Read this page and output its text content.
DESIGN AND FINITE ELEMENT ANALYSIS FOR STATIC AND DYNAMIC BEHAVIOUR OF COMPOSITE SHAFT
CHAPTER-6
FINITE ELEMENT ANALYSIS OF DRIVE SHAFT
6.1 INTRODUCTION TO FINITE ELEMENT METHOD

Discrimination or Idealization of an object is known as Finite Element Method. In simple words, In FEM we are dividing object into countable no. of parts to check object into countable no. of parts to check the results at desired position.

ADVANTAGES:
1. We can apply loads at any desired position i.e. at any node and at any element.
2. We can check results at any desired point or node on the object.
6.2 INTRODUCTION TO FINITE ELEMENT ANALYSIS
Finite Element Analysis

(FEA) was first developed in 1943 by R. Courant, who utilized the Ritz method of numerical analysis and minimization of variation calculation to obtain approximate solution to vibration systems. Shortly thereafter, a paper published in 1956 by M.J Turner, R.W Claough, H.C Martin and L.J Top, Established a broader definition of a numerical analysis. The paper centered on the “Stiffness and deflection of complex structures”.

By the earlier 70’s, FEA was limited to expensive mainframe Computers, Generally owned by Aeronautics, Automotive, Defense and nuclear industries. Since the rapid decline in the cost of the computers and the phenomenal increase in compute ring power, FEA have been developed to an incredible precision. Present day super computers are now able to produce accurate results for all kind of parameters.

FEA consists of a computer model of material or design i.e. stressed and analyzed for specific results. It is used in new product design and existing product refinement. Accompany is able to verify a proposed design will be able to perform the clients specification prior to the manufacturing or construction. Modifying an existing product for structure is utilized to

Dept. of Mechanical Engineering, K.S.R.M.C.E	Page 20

•••••

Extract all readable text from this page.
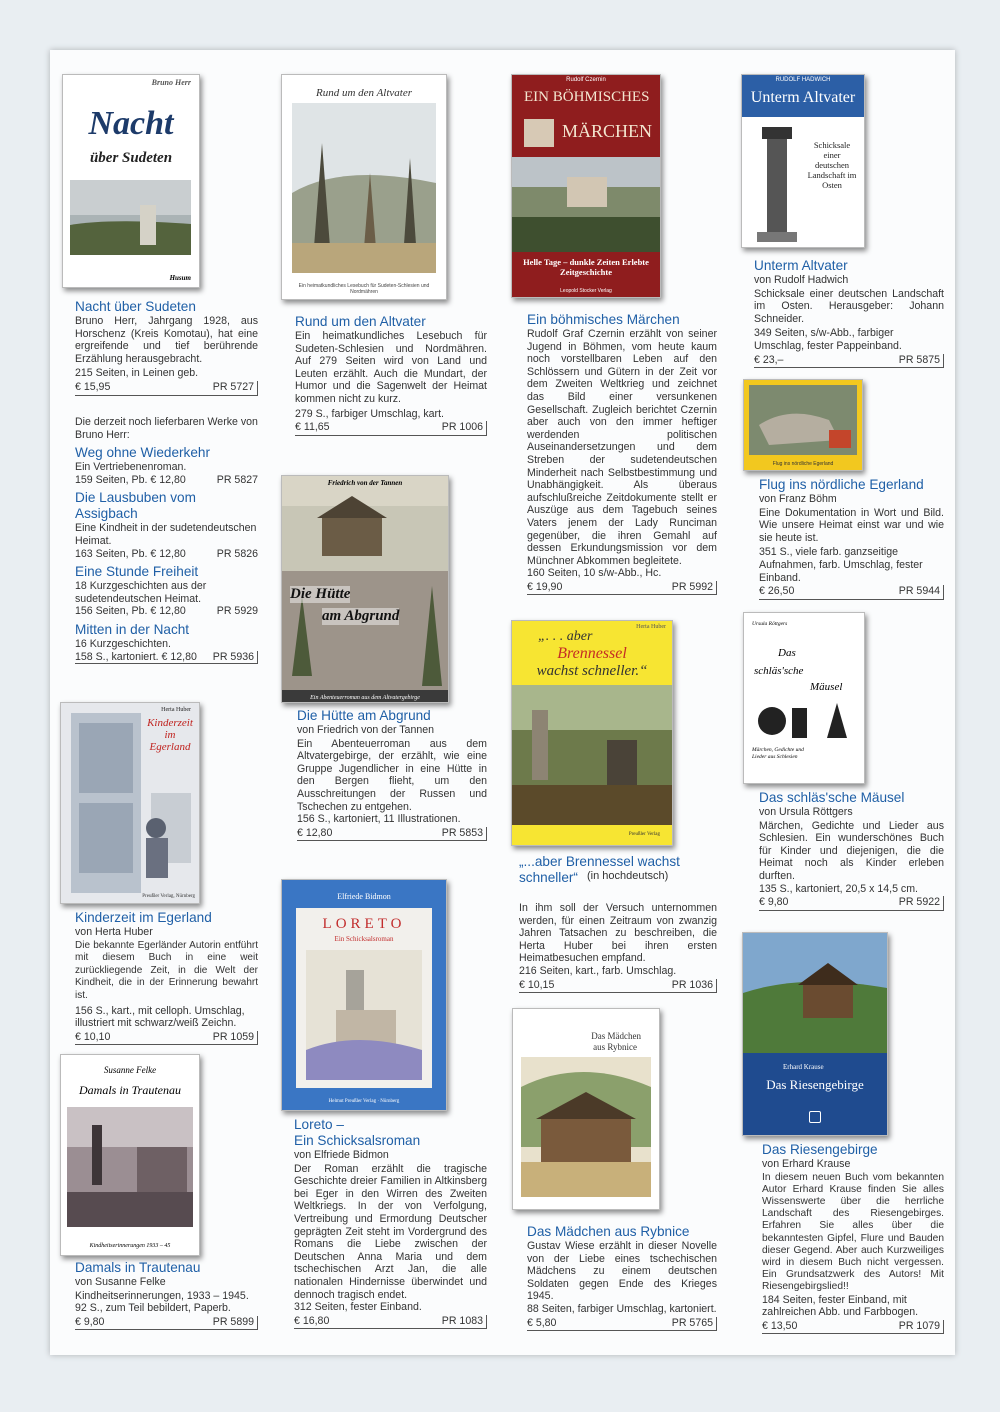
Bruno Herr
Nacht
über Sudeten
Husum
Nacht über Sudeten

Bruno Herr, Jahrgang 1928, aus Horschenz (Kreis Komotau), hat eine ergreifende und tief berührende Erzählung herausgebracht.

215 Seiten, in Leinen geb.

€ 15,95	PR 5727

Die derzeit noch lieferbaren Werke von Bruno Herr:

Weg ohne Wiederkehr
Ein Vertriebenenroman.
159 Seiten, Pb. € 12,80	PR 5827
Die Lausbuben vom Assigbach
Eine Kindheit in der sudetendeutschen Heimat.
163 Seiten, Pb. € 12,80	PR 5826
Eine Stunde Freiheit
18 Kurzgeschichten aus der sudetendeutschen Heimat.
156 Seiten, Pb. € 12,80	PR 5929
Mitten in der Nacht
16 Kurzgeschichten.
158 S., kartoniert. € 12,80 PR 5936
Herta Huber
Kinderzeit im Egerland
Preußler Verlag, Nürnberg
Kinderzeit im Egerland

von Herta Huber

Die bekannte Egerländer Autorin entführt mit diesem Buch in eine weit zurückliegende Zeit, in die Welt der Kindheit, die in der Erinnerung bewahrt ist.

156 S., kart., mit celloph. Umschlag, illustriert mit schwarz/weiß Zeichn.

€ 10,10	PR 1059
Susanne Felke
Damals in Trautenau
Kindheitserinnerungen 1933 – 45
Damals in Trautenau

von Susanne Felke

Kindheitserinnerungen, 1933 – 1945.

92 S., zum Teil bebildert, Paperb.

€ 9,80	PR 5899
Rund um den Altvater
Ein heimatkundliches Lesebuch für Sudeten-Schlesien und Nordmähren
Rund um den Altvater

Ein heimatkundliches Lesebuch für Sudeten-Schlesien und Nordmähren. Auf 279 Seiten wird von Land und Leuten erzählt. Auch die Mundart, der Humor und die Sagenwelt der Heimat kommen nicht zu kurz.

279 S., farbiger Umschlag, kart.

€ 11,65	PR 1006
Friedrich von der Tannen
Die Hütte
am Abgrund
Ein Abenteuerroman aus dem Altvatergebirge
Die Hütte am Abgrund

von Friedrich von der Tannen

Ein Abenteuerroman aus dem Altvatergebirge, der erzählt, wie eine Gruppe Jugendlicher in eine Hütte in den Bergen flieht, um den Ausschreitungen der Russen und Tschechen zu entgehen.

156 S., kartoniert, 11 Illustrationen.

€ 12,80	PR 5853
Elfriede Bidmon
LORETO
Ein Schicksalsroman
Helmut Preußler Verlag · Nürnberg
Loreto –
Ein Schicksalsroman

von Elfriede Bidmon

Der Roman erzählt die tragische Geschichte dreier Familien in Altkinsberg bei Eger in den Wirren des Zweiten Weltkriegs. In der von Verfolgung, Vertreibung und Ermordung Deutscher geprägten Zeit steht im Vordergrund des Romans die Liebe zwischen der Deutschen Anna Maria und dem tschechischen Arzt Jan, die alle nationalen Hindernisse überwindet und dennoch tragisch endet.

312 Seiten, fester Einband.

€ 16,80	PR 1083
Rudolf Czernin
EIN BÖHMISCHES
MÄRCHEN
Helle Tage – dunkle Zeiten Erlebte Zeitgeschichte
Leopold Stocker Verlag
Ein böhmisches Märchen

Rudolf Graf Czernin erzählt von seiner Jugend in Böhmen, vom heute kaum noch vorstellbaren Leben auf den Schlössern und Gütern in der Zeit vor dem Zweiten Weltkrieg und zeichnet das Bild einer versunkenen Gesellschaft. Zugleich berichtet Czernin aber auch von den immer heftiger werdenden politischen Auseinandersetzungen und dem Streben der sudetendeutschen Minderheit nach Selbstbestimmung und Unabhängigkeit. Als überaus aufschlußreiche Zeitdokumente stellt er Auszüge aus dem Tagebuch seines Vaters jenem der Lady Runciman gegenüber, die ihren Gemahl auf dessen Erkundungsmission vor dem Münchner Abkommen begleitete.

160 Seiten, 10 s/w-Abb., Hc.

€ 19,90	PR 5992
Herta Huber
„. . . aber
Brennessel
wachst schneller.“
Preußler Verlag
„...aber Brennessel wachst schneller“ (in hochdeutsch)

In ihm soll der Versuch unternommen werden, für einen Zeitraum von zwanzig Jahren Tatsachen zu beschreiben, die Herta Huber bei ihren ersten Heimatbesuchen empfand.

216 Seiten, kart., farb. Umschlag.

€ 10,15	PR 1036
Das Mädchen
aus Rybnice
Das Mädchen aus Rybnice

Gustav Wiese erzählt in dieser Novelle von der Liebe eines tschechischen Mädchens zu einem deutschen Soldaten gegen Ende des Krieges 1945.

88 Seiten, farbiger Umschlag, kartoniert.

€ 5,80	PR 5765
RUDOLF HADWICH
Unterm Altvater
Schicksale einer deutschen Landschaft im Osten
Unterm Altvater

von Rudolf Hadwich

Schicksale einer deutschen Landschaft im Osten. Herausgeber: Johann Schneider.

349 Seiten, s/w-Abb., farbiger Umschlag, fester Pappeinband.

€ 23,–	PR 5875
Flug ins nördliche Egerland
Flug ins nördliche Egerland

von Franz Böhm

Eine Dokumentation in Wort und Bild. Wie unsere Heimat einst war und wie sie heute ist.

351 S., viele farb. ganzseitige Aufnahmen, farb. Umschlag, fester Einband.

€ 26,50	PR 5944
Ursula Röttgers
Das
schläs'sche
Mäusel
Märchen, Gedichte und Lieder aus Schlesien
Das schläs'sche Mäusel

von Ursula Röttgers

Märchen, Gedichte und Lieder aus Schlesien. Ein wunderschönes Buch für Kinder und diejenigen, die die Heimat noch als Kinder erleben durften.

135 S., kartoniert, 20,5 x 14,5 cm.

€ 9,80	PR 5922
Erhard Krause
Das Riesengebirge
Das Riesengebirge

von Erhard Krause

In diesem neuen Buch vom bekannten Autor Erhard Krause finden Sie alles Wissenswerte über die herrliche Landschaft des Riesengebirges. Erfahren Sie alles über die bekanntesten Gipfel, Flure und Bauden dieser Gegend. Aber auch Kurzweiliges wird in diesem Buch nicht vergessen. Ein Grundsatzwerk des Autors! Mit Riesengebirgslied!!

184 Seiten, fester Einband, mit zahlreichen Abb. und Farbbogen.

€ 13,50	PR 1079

•••••

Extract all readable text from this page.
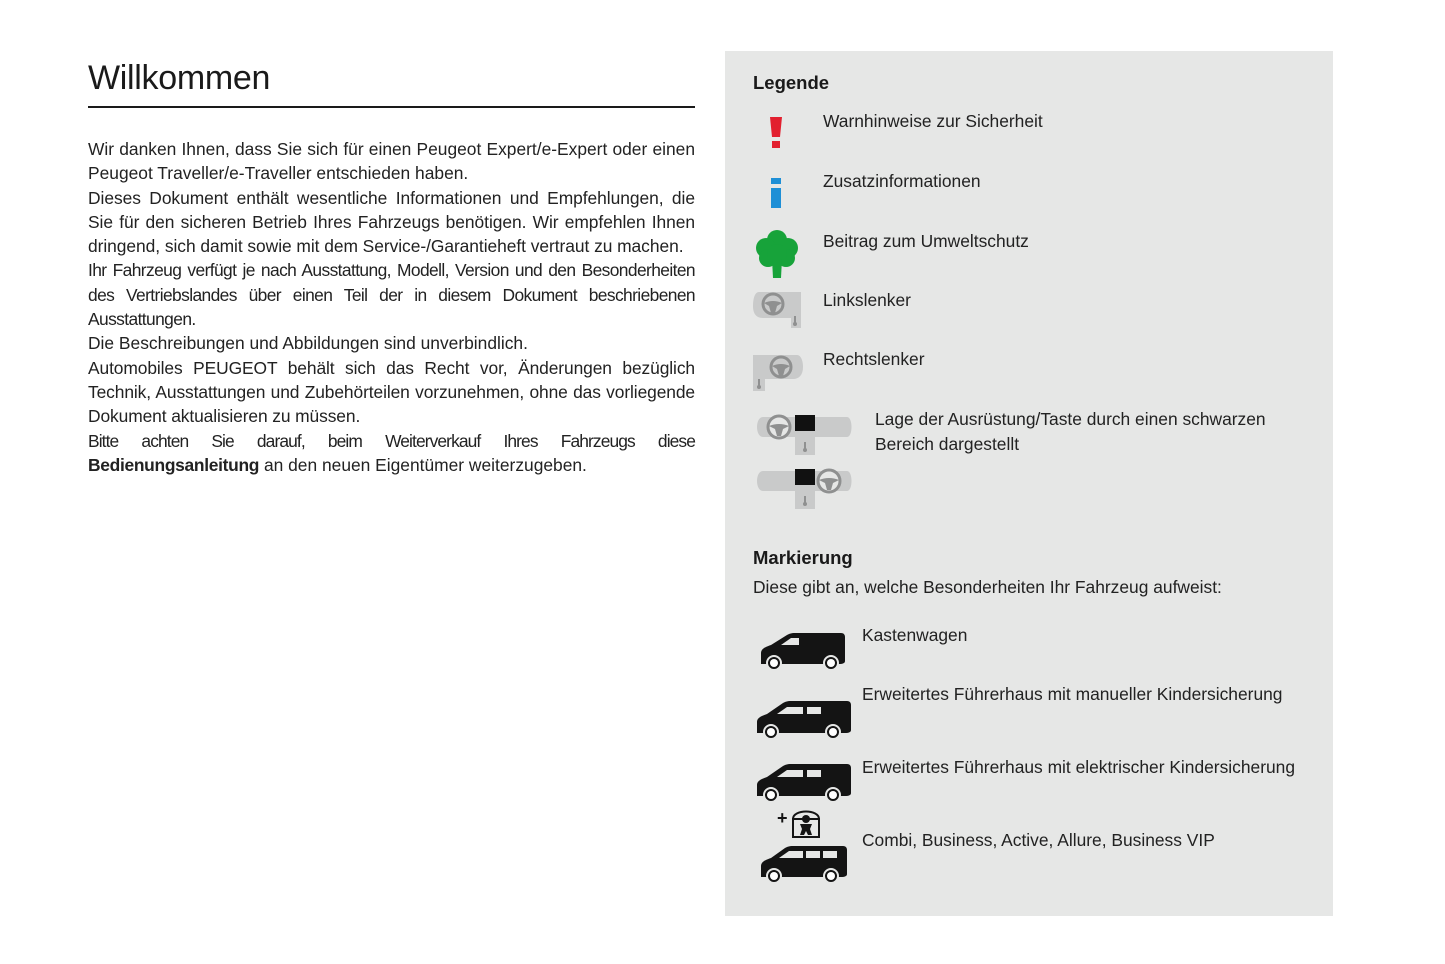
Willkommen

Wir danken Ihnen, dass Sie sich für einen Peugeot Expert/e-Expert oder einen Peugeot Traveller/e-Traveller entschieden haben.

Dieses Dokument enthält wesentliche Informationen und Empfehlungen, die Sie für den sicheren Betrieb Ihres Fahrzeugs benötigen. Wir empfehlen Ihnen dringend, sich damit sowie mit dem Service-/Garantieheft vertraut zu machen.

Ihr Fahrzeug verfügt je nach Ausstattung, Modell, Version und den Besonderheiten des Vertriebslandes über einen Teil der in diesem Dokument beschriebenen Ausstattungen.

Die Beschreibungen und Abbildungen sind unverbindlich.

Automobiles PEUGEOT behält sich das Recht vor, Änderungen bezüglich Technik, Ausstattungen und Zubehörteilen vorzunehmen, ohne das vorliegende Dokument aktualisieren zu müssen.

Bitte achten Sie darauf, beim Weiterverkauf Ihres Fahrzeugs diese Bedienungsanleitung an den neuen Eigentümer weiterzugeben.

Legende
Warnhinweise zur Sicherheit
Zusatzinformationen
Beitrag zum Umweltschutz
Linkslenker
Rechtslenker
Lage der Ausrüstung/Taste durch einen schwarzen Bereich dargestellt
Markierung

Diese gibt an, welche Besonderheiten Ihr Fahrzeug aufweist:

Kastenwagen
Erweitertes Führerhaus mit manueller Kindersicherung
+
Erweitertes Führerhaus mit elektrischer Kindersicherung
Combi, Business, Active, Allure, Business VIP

•••••

# GOAL:
Go over the records above and tally each line that includes "dieser". Give the total by itself.

# WRITTEN SOLUTION:
2